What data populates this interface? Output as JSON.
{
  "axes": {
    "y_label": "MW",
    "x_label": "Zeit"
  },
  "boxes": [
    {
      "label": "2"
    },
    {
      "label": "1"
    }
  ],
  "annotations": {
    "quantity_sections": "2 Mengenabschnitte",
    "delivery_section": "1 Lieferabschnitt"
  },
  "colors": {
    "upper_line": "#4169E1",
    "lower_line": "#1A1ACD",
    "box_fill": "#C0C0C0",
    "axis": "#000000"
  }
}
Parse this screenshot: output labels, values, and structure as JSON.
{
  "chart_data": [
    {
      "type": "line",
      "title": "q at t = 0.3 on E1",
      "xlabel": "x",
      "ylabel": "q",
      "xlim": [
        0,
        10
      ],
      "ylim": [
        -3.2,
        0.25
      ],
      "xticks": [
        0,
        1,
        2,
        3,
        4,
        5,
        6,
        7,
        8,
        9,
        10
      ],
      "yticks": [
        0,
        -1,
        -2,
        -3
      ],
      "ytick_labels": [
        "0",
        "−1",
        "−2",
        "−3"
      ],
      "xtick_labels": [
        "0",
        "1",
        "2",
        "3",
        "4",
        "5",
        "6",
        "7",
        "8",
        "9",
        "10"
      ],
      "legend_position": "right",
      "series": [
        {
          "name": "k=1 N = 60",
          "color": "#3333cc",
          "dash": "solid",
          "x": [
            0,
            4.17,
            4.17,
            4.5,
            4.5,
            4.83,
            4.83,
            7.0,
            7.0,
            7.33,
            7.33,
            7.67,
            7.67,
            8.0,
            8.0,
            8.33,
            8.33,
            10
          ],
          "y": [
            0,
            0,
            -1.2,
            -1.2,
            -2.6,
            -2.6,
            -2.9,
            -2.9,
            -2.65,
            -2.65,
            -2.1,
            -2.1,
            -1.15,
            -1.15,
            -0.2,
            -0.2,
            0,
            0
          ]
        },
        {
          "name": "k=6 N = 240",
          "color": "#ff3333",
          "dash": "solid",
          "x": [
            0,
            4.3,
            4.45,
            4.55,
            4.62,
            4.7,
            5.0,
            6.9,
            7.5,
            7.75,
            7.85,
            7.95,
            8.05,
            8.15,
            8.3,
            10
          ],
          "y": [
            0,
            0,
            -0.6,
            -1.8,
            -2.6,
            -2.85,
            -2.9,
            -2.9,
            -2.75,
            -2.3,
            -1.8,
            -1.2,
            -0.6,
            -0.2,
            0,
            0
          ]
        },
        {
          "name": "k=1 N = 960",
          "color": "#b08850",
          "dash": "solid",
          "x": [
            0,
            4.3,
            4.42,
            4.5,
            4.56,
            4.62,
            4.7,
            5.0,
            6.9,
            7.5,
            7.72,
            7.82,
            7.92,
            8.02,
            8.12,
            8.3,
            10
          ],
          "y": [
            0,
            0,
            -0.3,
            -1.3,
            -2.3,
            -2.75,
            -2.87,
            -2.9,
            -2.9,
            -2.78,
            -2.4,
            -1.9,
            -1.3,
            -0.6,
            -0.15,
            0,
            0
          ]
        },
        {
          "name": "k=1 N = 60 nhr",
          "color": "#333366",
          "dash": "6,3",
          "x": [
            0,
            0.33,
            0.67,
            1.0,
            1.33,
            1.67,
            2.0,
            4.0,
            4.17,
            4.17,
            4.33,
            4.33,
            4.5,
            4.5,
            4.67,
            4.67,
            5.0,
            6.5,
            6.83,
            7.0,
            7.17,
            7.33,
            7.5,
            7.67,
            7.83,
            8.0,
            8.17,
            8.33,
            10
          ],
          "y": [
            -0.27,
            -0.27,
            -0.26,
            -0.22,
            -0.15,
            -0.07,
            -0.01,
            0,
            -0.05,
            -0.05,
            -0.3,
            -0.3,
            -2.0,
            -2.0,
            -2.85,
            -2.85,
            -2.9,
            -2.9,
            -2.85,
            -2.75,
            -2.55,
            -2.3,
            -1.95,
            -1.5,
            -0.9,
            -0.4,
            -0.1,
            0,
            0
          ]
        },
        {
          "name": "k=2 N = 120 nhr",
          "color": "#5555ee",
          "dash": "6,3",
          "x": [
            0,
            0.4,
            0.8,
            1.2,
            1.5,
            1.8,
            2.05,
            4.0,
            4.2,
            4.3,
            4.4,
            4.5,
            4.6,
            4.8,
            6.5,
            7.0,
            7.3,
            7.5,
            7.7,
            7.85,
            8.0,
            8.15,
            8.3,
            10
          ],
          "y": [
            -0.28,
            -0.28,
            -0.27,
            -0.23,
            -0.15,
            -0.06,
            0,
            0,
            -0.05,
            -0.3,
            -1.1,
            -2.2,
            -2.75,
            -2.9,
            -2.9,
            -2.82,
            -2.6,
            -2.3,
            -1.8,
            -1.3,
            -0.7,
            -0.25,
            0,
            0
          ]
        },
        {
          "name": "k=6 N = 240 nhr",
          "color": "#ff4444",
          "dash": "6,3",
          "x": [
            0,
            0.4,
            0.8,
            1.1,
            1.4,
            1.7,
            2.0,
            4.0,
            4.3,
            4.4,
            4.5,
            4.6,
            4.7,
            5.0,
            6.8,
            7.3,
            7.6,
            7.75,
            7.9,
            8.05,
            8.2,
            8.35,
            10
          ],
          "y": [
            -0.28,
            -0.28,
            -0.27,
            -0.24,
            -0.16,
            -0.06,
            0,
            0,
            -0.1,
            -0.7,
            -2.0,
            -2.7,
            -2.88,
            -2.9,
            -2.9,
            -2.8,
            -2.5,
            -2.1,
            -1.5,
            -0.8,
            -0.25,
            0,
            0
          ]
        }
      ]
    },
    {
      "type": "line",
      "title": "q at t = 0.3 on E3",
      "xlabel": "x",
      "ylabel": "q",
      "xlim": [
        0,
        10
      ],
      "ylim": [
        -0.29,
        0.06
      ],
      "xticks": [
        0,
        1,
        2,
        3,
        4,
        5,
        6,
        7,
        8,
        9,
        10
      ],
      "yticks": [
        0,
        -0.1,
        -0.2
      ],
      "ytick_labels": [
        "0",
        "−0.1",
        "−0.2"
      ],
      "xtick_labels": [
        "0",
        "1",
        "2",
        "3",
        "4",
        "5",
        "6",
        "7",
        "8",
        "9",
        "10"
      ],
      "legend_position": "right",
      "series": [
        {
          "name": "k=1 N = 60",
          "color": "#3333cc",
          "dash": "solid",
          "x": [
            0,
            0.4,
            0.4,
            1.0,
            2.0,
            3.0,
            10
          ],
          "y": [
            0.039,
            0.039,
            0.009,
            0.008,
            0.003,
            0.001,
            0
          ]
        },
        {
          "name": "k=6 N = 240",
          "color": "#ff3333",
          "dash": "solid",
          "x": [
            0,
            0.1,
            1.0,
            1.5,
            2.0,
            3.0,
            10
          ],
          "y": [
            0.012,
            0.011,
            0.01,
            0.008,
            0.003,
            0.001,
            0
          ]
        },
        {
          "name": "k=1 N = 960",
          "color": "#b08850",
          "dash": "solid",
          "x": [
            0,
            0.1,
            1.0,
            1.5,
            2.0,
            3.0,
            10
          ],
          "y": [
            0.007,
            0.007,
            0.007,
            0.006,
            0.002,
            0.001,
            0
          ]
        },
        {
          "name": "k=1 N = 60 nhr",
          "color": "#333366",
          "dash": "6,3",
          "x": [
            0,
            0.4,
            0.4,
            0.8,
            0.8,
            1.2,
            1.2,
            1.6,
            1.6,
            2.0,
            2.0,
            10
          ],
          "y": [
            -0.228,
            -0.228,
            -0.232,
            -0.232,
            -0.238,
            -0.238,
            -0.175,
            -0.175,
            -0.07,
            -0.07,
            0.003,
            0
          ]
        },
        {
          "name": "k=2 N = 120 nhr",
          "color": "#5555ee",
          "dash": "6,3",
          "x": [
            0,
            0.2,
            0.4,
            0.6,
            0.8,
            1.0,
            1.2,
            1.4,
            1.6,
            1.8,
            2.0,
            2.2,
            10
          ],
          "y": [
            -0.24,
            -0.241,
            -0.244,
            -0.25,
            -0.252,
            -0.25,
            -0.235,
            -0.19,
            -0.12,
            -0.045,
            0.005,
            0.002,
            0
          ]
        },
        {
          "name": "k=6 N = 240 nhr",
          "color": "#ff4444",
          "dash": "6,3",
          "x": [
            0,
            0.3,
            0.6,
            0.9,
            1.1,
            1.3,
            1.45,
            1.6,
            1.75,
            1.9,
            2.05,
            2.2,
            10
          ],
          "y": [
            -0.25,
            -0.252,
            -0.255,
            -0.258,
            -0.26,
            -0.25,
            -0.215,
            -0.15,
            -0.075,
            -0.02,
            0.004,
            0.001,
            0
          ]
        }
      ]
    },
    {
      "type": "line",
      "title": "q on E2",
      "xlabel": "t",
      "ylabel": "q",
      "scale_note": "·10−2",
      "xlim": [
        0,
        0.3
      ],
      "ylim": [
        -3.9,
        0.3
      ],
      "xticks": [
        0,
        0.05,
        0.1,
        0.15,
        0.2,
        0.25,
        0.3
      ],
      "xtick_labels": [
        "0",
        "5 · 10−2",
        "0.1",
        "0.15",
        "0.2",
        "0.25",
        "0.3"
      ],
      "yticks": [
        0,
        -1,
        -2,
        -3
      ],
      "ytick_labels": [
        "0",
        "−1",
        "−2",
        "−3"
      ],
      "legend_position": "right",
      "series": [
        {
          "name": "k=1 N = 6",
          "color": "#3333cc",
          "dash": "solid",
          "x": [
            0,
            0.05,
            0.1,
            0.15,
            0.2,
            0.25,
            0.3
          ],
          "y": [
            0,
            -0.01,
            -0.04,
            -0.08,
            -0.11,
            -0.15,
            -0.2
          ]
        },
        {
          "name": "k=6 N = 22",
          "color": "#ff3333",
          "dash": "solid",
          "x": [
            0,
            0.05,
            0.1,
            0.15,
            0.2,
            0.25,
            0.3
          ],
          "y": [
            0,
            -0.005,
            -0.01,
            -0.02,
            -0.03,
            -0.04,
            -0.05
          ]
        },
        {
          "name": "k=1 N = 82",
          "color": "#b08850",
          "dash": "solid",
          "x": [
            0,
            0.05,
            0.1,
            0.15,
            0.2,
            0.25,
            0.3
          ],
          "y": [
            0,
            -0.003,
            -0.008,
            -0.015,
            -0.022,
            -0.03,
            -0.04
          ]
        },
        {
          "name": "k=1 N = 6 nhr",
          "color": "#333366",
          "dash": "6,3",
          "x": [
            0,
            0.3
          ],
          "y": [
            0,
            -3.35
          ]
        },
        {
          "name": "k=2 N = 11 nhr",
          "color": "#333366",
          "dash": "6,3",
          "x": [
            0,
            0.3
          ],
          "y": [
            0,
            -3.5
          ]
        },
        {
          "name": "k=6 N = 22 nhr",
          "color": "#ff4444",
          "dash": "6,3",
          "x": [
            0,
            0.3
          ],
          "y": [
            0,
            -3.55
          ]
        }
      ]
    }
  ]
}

**Directions for this task:**
Count every line above that holds the string "title" and give the total, nothing more.

**Result of this exercise:**
3